=== Exercise materials ===

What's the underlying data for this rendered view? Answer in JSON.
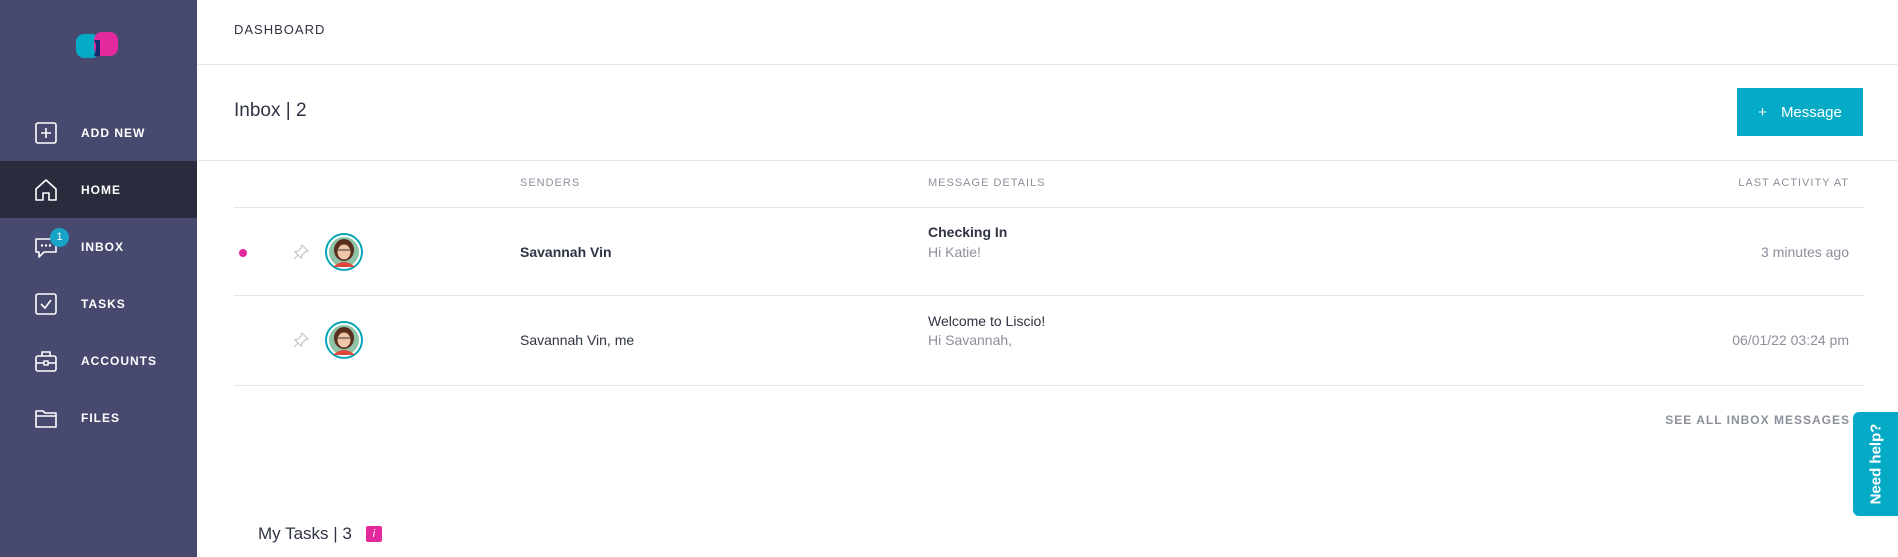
{
  "sidebar": {
    "items": [
      {
        "label": "ADD NEW",
        "icon": "plus-square-icon"
      },
      {
        "label": "HOME",
        "icon": "home-icon",
        "active": true
      },
      {
        "label": "INBOX",
        "icon": "chat-icon",
        "badge": "1"
      },
      {
        "label": "TASKS",
        "icon": "checkbox-icon"
      },
      {
        "label": "ACCOUNTS",
        "icon": "briefcase-icon"
      },
      {
        "label": "FILES",
        "icon": "folder-icon"
      }
    ]
  },
  "header": {
    "breadcrumb": "DASHBOARD"
  },
  "inbox": {
    "title": "Inbox | 2",
    "new_message_label": "Message",
    "columns": {
      "senders": "SENDERS",
      "details": "MESSAGE DETAILS",
      "last_activity": "LAST ACTIVITY AT"
    },
    "rows": [
      {
        "unread": true,
        "sender": "Savannah Vin",
        "subject": "Checking In",
        "preview": "Hi Katie!",
        "time": "3 minutes ago"
      },
      {
        "unread": false,
        "sender": "Savannah Vin, me",
        "subject": "Welcome to Liscio!",
        "preview": "Hi Savannah,",
        "time": "06/01/22 03:24 pm"
      }
    ],
    "see_all": "SEE ALL INBOX MESSAGES"
  },
  "tasks": {
    "title": "My Tasks | 3",
    "tag": "i"
  },
  "help": {
    "label": "Need help?"
  },
  "colors": {
    "sidebar": "#474a6e",
    "active": "#2a2b3c",
    "accent": "#05aac6",
    "unread": "#e4289d"
  }
}
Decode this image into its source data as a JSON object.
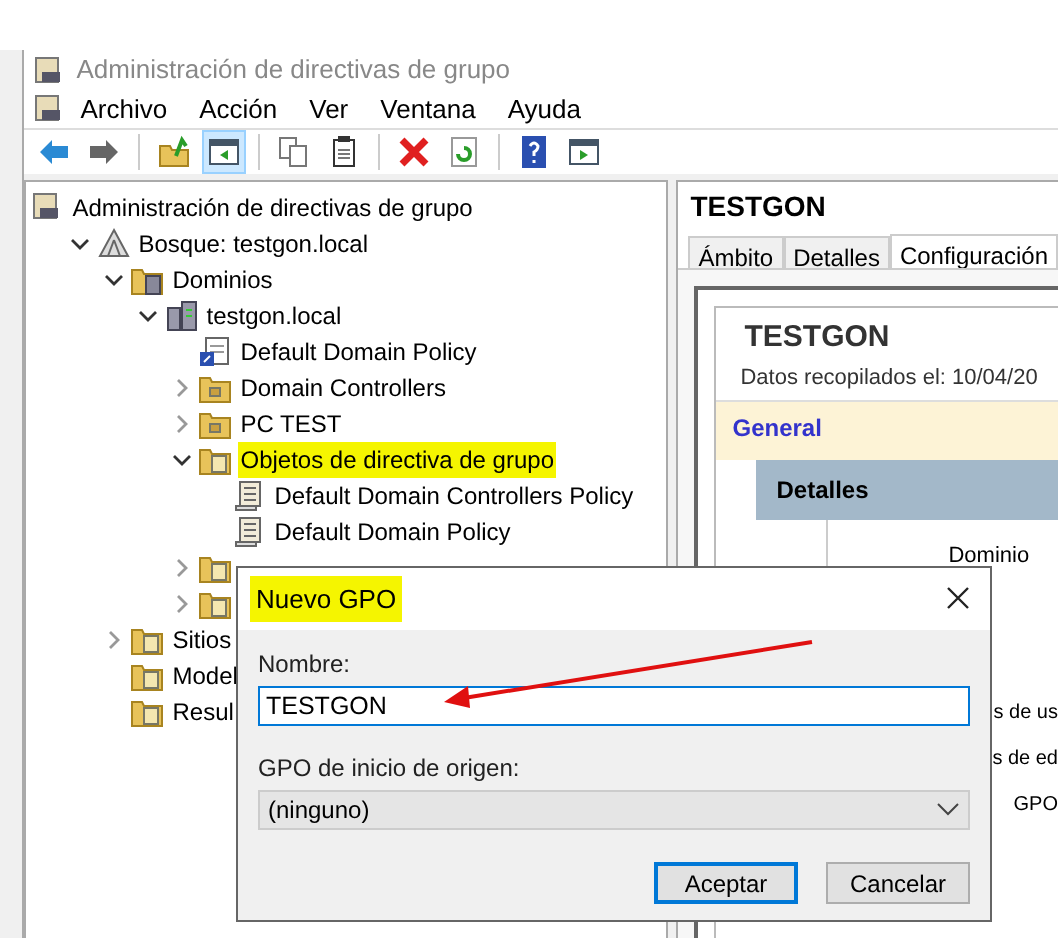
{
  "window": {
    "title": "Administración de directivas de grupo"
  },
  "menu": [
    "Archivo",
    "Acción",
    "Ver",
    "Ventana",
    "Ayuda"
  ],
  "toolbar": [
    {
      "kind": "back",
      "pressed": false
    },
    {
      "kind": "forward",
      "pressed": false
    },
    {
      "kind": "sep"
    },
    {
      "kind": "up",
      "pressed": false
    },
    {
      "kind": "tree",
      "pressed": true
    },
    {
      "kind": "sep"
    },
    {
      "kind": "copy",
      "pressed": false
    },
    {
      "kind": "paste",
      "pressed": false
    },
    {
      "kind": "sep"
    },
    {
      "kind": "delete",
      "pressed": false
    },
    {
      "kind": "refresh",
      "pressed": false
    },
    {
      "kind": "sep"
    },
    {
      "kind": "help",
      "pressed": false
    },
    {
      "kind": "panel",
      "pressed": false
    }
  ],
  "tree": [
    {
      "label": "Administración de directivas de grupo",
      "kind": "console",
      "children": [
        {
          "label": "Bosque: testgon.local",
          "kind": "forest",
          "expanded": true,
          "children": [
            {
              "label": "Dominios",
              "kind": "domains",
              "expanded": true,
              "children": [
                {
                  "label": "testgon.local",
                  "kind": "domain",
                  "expanded": true,
                  "children": [
                    {
                      "label": "Default Domain Policy",
                      "kind": "link"
                    },
                    {
                      "label": "Domain Controllers",
                      "kind": "ou",
                      "expanded": false
                    },
                    {
                      "label": "PC TEST",
                      "kind": "ou",
                      "expanded": false
                    },
                    {
                      "label": "Objetos de directiva de grupo",
                      "kind": "folder",
                      "expanded": true,
                      "highlighted": true,
                      "children": [
                        {
                          "label": "Default Domain Controllers Policy",
                          "kind": "gpo"
                        },
                        {
                          "label": "Default Domain Policy",
                          "kind": "gpo"
                        }
                      ]
                    },
                    {
                      "kind": "folder",
                      "expanded": false
                    },
                    {
                      "kind": "folder",
                      "expanded": false
                    }
                  ]
                }
              ]
            },
            {
              "label": "Sitios",
              "kind": "folder",
              "expanded": false
            },
            {
              "label": "Model",
              "kind": "folder"
            },
            {
              "label": "Resul",
              "kind": "folder"
            }
          ]
        }
      ]
    }
  ],
  "details": {
    "title": "TESTGON",
    "tabs": [
      {
        "label": "Ámbito",
        "selected": false
      },
      {
        "label": "Detalles",
        "selected": false
      },
      {
        "label": "Configuración",
        "selected": true
      }
    ],
    "report": {
      "title": "TESTGON",
      "collected": "Datos recopilados el: 10/04/20",
      "section": "General",
      "subsection": "Detalles",
      "field": "Dominio",
      "fragments": [
        "s de us",
        "s de ed",
        "GPO"
      ]
    }
  },
  "dialog": {
    "title": "Nuevo GPO",
    "title_highlighted": true,
    "name_label": "Nombre:",
    "name_value": "TESTGON",
    "source_label": "GPO de inicio de origen:",
    "source_value": "(ninguno)",
    "buttons": [
      {
        "label": "Aceptar",
        "default": true
      },
      {
        "label": "Cancelar",
        "default": false
      }
    ]
  }
}
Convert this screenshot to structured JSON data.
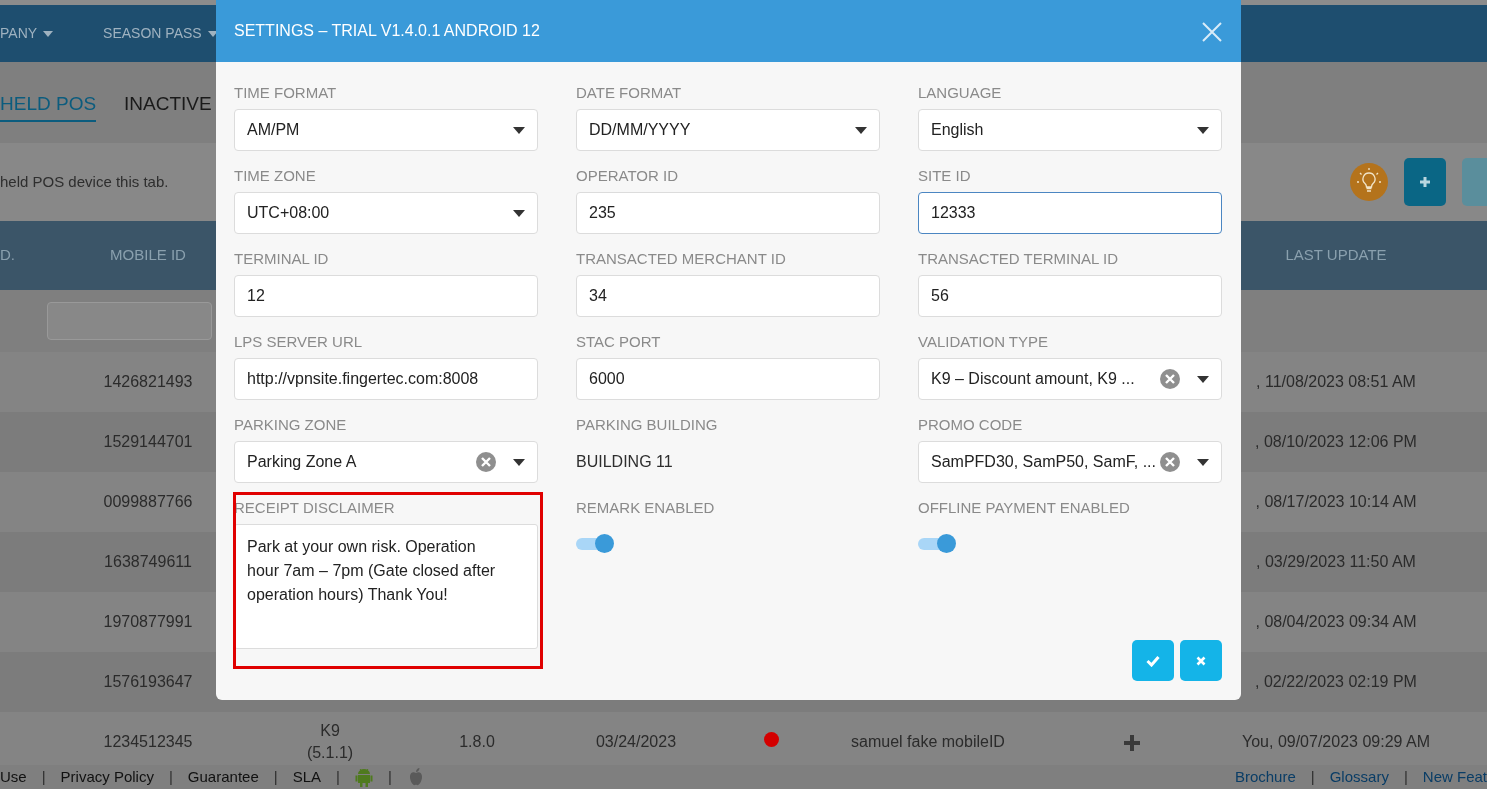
{
  "navbar": {
    "items": [
      {
        "label": "PANY"
      },
      {
        "label": "SEASON PASS"
      }
    ]
  },
  "tabs": [
    {
      "label": "HELD POS",
      "selected": true
    },
    {
      "label": "INACTIVE",
      "selected": false
    }
  ],
  "info_text": "held POS device this tab.",
  "table": {
    "columns": {
      "no": "D.",
      "mobile_id": "MOBILE ID",
      "last_update": "LAST UPDATE"
    },
    "rows": [
      {
        "mobile_id": "1426821493",
        "last_update": ", 11/08/2023 08:51 AM"
      },
      {
        "mobile_id": "1529144701",
        "last_update": ", 08/10/2023 12:06 PM"
      },
      {
        "mobile_id": "0099887766",
        "last_update": ", 08/17/2023 10:14 AM"
      },
      {
        "mobile_id": "1638749611",
        "last_update": ", 03/29/2023 11:50 AM"
      },
      {
        "mobile_id": "1970877991",
        "last_update": ", 08/04/2023 09:34 AM"
      },
      {
        "mobile_id": "1576193647",
        "last_update": ", 02/22/2023 02:19 PM"
      },
      {
        "mobile_id": "1234512345",
        "model": "K9",
        "model_version": "(5.1.1)",
        "version": "1.8.0",
        "date": "03/24/2023",
        "color": "#d40000",
        "remark": "samuel fake mobileID",
        "last_update": "You, 09/07/2023 09:29 AM"
      }
    ]
  },
  "footer": {
    "left": [
      {
        "kind": "link",
        "text": "Use"
      },
      {
        "kind": "separator",
        "text": "|"
      },
      {
        "kind": "link",
        "text": "Privacy Policy"
      },
      {
        "kind": "separator",
        "text": "|"
      },
      {
        "kind": "link",
        "text": "Guarantee"
      },
      {
        "kind": "separator",
        "text": "|"
      },
      {
        "kind": "link",
        "text": "SLA"
      },
      {
        "kind": "separator",
        "text": "|"
      },
      {
        "kind": "icon"
      },
      {
        "kind": "separator",
        "text": "|"
      },
      {
        "kind": "icon"
      }
    ],
    "right": [
      {
        "kind": "link",
        "text": "Brochure"
      },
      {
        "kind": "separator",
        "text": "|"
      },
      {
        "kind": "link",
        "text": "Glossary"
      },
      {
        "kind": "separator",
        "text": "|"
      },
      {
        "kind": "link",
        "text": "New Feat"
      }
    ]
  },
  "modal": {
    "title": "SETTINGS – TRIAL V1.4.0.1 ANDROID 12",
    "fields": [
      {
        "kind": "select",
        "label": "TIME FORMAT",
        "value": "AM/PM"
      },
      {
        "kind": "select",
        "label": "DATE FORMAT",
        "value": "DD/MM/YYYY"
      },
      {
        "kind": "select",
        "label": "LANGUAGE",
        "value": "English"
      },
      {
        "kind": "select",
        "label": "TIME ZONE",
        "value": "UTC+08:00"
      },
      {
        "kind": "input",
        "label": "OPERATOR ID",
        "value": "235",
        "focused": false
      },
      {
        "kind": "input",
        "label": "SITE ID",
        "value": "12333",
        "focused": true
      },
      {
        "kind": "input",
        "label": "TERMINAL ID",
        "value": "12",
        "focused": false
      },
      {
        "kind": "input",
        "label": "TRANSACTED MERCHANT ID",
        "value": "34",
        "focused": false
      },
      {
        "kind": "input",
        "label": "TRANSACTED TERMINAL ID",
        "value": "56",
        "focused": false
      },
      {
        "kind": "input",
        "label": "LPS SERVER URL",
        "value": "http://vpnsite.fingertec.com:8008",
        "focused": false
      },
      {
        "kind": "input",
        "label": "STAC PORT",
        "value": "6000",
        "focused": false
      },
      {
        "kind": "select_clear",
        "label": "VALIDATION TYPE",
        "value": "K9 – Discount amount, K9 ..."
      },
      {
        "kind": "select_clear",
        "label": "PARKING ZONE",
        "value": "Parking Zone A"
      },
      {
        "kind": "text",
        "label": "PARKING BUILDING",
        "value": "BUILDING 11"
      },
      {
        "kind": "select_clear",
        "label": "PROMO CODE",
        "value": "SamPFD30, SamP50, SamF, ..."
      },
      {
        "kind": "textarea",
        "label": "RECEIPT DISCLAIMER",
        "value": "Park at your own risk. Operation hour 7am – 7pm (Gate closed after operation hours) Thank You!",
        "highlighted": true
      },
      {
        "kind": "toggle",
        "label": "REMARK ENABLED",
        "on": true
      },
      {
        "kind": "toggle",
        "label": "OFFLINE PAYMENT ENABLED",
        "on": true
      }
    ]
  }
}
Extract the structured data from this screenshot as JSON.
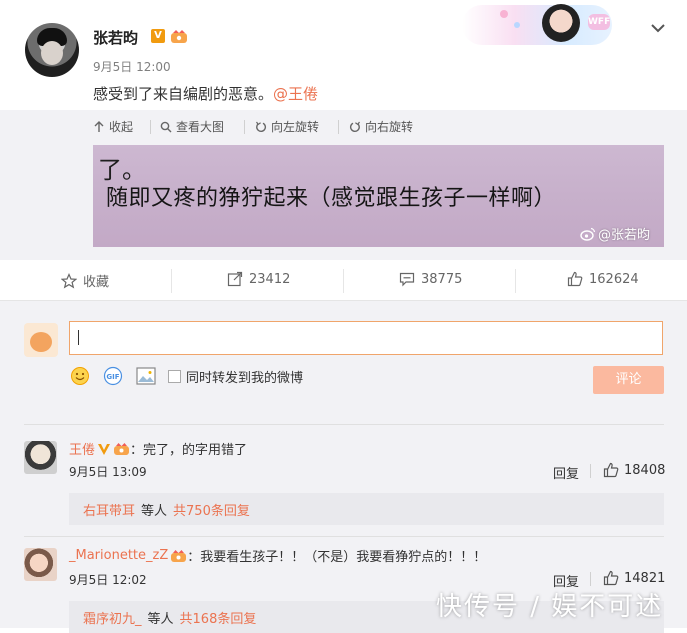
{
  "post": {
    "author": "张若昀",
    "verified_badge": "V",
    "time": "9月5日 12:00",
    "text_prefix": "感受到了来自编剧的恶意。",
    "mention": "@王倦",
    "banner_sticker": "WFF"
  },
  "media_toolbar": {
    "collapse": "收起",
    "view_large": "查看大图",
    "rotate_left": "向左旋转",
    "rotate_right": "向右旋转"
  },
  "image": {
    "line1": "了。",
    "line2": "随即又疼的狰狞起来（感觉跟生孩子一样啊）",
    "watermark": "@张若昀"
  },
  "actions": {
    "favorite": "收藏",
    "repost_count": "23412",
    "comment_count": "38775",
    "like_count": "162624"
  },
  "composer": {
    "repost_option": "同时转发到我的微博",
    "submit": "评论"
  },
  "comments": [
    {
      "user": "王倦",
      "text": "：完了，的字用错了",
      "time": "9月5日 13:09",
      "reply_label": "回复",
      "likes": "18408",
      "sub_reply_user": "右耳带耳",
      "sub_reply_mid": "等人",
      "sub_reply_count": "共750条回复"
    },
    {
      "user": "_Marionette_zZ",
      "text": "：我要看生孩子！！（不是）我要看狰狞点的！！！",
      "time": "9月5日 12:02",
      "reply_label": "回复",
      "likes": "14821",
      "sub_reply_user": "霜序初九_",
      "sub_reply_mid": "等人",
      "sub_reply_count": "共168条回复"
    }
  ],
  "page_watermark": "快传号 / 娱不可述",
  "colors": {
    "accent": "#eb7350",
    "badge_orange": "#f19b0f",
    "submit_disabled": "#fbb99f",
    "panel_bg": "#f2f2f5"
  }
}
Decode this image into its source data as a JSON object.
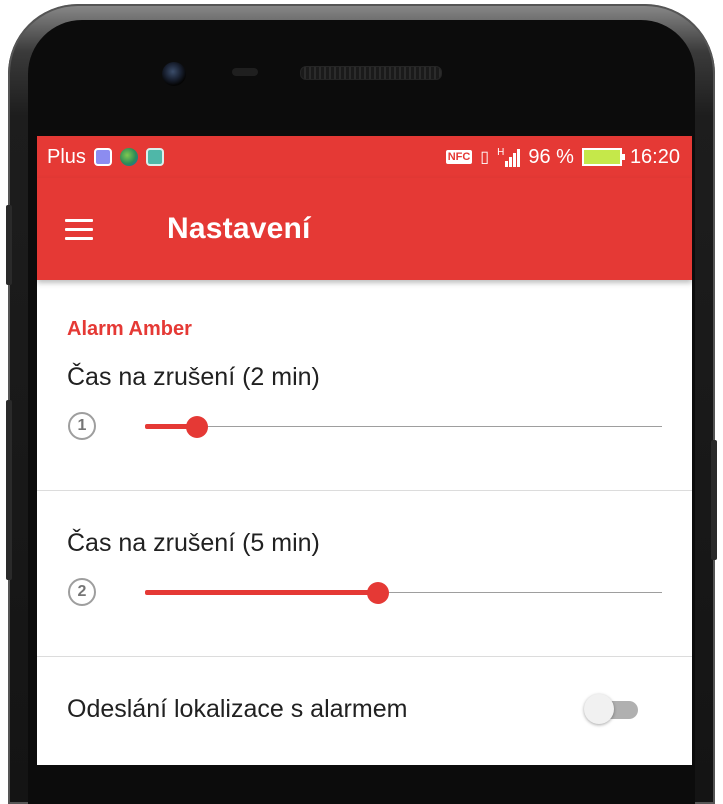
{
  "status_bar": {
    "carrier": "Plus",
    "nfc": "NFC",
    "network": "H",
    "battery": "96 %",
    "time": "16:20"
  },
  "app_bar": {
    "title": "Nastavení"
  },
  "section": {
    "title": "Alarm Amber"
  },
  "settings": [
    {
      "title": "Čas na zrušení (2 min)",
      "step": "1",
      "level": 0.1
    },
    {
      "title": "Čas na zrušení (5 min)",
      "step": "2",
      "level": 0.45
    }
  ],
  "location_toggle": {
    "label": "Odeslání lokalizace s alarmem",
    "on": false
  },
  "colors": {
    "accent": "#e53935"
  },
  "icons": [
    "menu-icon",
    "vpn-icon",
    "globe-icon",
    "android-icon",
    "nfc-icon",
    "vibrate-icon",
    "signal-icon",
    "battery-icon"
  ]
}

===

## Given task:
In the entries above, find each line with the word "FORMAT" and show it.

## Solution to this exercise:
        "label": "TIME FORMAT",
        "label": "DATE FORMAT",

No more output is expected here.